- **INSTRUCTION**: Reproduce all of the material word for word.

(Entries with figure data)

__________

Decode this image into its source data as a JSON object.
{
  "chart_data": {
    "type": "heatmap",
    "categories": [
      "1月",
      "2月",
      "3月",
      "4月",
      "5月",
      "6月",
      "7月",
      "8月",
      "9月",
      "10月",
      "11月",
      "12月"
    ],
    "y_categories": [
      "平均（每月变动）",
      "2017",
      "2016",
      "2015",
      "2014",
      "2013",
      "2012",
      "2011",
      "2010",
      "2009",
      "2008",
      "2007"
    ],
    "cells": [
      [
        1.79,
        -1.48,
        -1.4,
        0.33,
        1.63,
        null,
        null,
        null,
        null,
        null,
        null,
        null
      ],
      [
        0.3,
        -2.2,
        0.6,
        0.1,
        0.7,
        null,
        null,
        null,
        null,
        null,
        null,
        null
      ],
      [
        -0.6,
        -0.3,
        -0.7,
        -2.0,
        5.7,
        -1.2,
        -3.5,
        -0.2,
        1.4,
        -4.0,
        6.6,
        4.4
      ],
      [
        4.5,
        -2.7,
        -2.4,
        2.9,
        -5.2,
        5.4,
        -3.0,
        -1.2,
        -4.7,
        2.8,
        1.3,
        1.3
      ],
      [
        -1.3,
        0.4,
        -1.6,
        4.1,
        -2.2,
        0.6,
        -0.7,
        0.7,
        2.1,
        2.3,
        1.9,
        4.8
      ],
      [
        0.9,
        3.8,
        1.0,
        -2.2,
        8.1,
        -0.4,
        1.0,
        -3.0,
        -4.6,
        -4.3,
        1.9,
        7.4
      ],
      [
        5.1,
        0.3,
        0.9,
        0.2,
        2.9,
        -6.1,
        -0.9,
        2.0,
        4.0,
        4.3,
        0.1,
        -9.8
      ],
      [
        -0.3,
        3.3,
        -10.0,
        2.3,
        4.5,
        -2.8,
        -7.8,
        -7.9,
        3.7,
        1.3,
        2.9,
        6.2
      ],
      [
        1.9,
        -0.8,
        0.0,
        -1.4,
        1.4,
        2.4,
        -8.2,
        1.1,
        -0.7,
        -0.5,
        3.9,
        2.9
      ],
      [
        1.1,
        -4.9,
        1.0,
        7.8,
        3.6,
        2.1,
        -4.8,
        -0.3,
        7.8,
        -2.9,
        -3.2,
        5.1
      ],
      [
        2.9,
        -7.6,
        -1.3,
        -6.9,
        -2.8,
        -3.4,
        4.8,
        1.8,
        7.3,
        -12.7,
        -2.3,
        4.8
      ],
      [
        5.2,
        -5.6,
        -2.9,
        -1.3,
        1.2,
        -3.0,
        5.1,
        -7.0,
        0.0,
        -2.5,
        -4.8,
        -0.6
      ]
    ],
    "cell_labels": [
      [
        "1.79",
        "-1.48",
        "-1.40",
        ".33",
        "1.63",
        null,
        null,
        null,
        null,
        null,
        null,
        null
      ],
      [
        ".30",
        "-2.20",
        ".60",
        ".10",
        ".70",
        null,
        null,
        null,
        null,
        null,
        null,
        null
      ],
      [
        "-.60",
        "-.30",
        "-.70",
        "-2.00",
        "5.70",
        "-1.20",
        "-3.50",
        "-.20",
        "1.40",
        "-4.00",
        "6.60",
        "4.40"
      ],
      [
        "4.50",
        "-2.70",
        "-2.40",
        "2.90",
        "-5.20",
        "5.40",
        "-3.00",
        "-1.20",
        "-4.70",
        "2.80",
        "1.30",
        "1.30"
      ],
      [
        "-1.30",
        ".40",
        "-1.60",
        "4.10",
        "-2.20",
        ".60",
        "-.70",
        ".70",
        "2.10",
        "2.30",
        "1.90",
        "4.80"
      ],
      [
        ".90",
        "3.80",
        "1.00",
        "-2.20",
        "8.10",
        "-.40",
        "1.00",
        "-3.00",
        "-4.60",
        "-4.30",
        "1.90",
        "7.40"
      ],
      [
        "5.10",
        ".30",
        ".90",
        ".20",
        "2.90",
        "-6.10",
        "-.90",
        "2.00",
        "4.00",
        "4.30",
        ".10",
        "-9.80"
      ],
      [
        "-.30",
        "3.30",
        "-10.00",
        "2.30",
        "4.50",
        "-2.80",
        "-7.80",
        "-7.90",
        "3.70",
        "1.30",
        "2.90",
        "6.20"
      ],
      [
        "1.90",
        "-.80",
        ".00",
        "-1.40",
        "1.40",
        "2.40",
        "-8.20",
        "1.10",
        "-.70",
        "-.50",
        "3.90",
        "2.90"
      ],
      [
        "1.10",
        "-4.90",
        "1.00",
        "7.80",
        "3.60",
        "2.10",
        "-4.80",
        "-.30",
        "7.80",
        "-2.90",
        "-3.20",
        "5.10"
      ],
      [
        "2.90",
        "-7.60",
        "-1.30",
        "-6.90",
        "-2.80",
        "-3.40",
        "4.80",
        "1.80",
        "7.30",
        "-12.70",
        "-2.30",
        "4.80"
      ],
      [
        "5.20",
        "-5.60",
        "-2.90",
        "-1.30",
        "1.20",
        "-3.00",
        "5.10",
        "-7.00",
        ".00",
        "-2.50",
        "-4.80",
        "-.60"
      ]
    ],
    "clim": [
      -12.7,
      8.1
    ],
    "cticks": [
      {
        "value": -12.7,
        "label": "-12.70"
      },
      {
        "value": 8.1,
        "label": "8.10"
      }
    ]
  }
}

__________

- **SOLUTION FOR THIS TASK**:
Decode this image into its source data as a JSON object.
{
  "chart_data": {
    "type": "heatmap",
    "categories": [
      "1月",
      "2月",
      "3月",
      "4月",
      "5月",
      "6月",
      "7月",
      "8月",
      "9月",
      "10月",
      "11月",
      "12月"
    ],
    "y_categories": [
      "平均（每月变动）",
      "2017",
      "2016",
      "2015",
      "2014",
      "2013",
      "2012",
      "2011",
      "2010",
      "2009",
      "2008",
      "2007"
    ],
    "cells": [
      [
        1.79,
        -1.48,
        -1.4,
        0.33,
        1.63,
        null,
        null,
        null,
        null,
        null,
        null,
        null
      ],
      [
        0.3,
        -2.2,
        0.6,
        0.1,
        0.7,
        null,
        null,
        null,
        null,
        null,
        null,
        null
      ],
      [
        -0.6,
        -0.3,
        -0.7,
        -2.0,
        5.7,
        -1.2,
        -3.5,
        -0.2,
        1.4,
        -4.0,
        6.6,
        4.4
      ],
      [
        4.5,
        -2.7,
        -2.4,
        2.9,
        -5.2,
        5.4,
        -3.0,
        -1.2,
        -4.7,
        2.8,
        1.3,
        1.3
      ],
      [
        -1.3,
        0.4,
        -1.6,
        4.1,
        -2.2,
        0.6,
        -0.7,
        0.7,
        2.1,
        2.3,
        1.9,
        4.8
      ],
      [
        0.9,
        3.8,
        1.0,
        -2.2,
        8.1,
        -0.4,
        1.0,
        -3.0,
        -4.6,
        -4.3,
        1.9,
        7.4
      ],
      [
        5.1,
        0.3,
        0.9,
        0.2,
        2.9,
        -6.1,
        -0.9,
        2.0,
        4.0,
        4.3,
        0.1,
        -9.8
      ],
      [
        -0.3,
        3.3,
        -10.0,
        2.3,
        4.5,
        -2.8,
        -7.8,
        -7.9,
        3.7,
        1.3,
        2.9,
        6.2
      ],
      [
        1.9,
        -0.8,
        0.0,
        -1.4,
        1.4,
        2.4,
        -8.2,
        1.1,
        -0.7,
        -0.5,
        3.9,
        2.9
      ],
      [
        1.1,
        -4.9,
        1.0,
        7.8,
        3.6,
        2.1,
        -4.8,
        -0.3,
        7.8,
        -2.9,
        -3.2,
        5.1
      ],
      [
        2.9,
        -7.6,
        -1.3,
        -6.9,
        -2.8,
        -3.4,
        4.8,
        1.8,
        7.3,
        -12.7,
        -2.3,
        4.8
      ],
      [
        5.2,
        -5.6,
        -2.9,
        -1.3,
        1.2,
        -3.0,
        5.1,
        -7.0,
        0.0,
        -2.5,
        -4.8,
        -0.6
      ]
    ],
    "cell_labels": [
      [
        "1.79",
        "-1.48",
        "-1.40",
        ".33",
        "1.63",
        null,
        null,
        null,
        null,
        null,
        null,
        null
      ],
      [
        ".30",
        "-2.20",
        ".60",
        ".10",
        ".70",
        null,
        null,
        null,
        null,
        null,
        null,
        null
      ],
      [
        "-.60",
        "-.30",
        "-.70",
        "-2.00",
        "5.70",
        "-1.20",
        "-3.50",
        "-.20",
        "1.40",
        "-4.00",
        "6.60",
        "4.40"
      ],
      [
        "4.50",
        "-2.70",
        "-2.40",
        "2.90",
        "-5.20",
        "5.40",
        "-3.00",
        "-1.20",
        "-4.70",
        "2.80",
        "1.30",
        "1.30"
      ],
      [
        "-1.30",
        ".40",
        "-1.60",
        "4.10",
        "-2.20",
        ".60",
        "-.70",
        ".70",
        "2.10",
        "2.30",
        "1.90",
        "4.80"
      ],
      [
        ".90",
        "3.80",
        "1.00",
        "-2.20",
        "8.10",
        "-.40",
        "1.00",
        "-3.00",
        "-4.60",
        "-4.30",
        "1.90",
        "7.40"
      ],
      [
        "5.10",
        ".30",
        ".90",
        ".20",
        "2.90",
        "-6.10",
        "-.90",
        "2.00",
        "4.00",
        "4.30",
        ".10",
        "-9.80"
      ],
      [
        "-.30",
        "3.30",
        "-10.00",
        "2.30",
        "4.50",
        "-2.80",
        "-7.80",
        "-7.90",
        "3.70",
        "1.30",
        "2.90",
        "6.20"
      ],
      [
        "1.90",
        "-.80",
        ".00",
        "-1.40",
        "1.40",
        "2.40",
        "-8.20",
        "1.10",
        "-.70",
        "-.50",
        "3.90",
        "2.90"
      ],
      [
        "1.10",
        "-4.90",
        "1.00",
        "7.80",
        "3.60",
        "2.10",
        "-4.80",
        "-.30",
        "7.80",
        "-2.90",
        "-3.20",
        "5.10"
      ],
      [
        "2.90",
        "-7.60",
        "-1.30",
        "-6.90",
        "-2.80",
        "-3.40",
        "4.80",
        "1.80",
        "7.30",
        "-12.70",
        "-2.30",
        "4.80"
      ],
      [
        "5.20",
        "-5.60",
        "-2.90",
        "-1.30",
        "1.20",
        "-3.00",
        "5.10",
        "-7.00",
        ".00",
        "-2.50",
        "-4.80",
        "-.60"
      ]
    ],
    "clim": [
      -12.7,
      8.1
    ],
    "cticks": [
      {
        "value": -12.7,
        "label": "-12.70"
      },
      {
        "value": 8.1,
        "label": "8.10"
      }
    ]
  }
}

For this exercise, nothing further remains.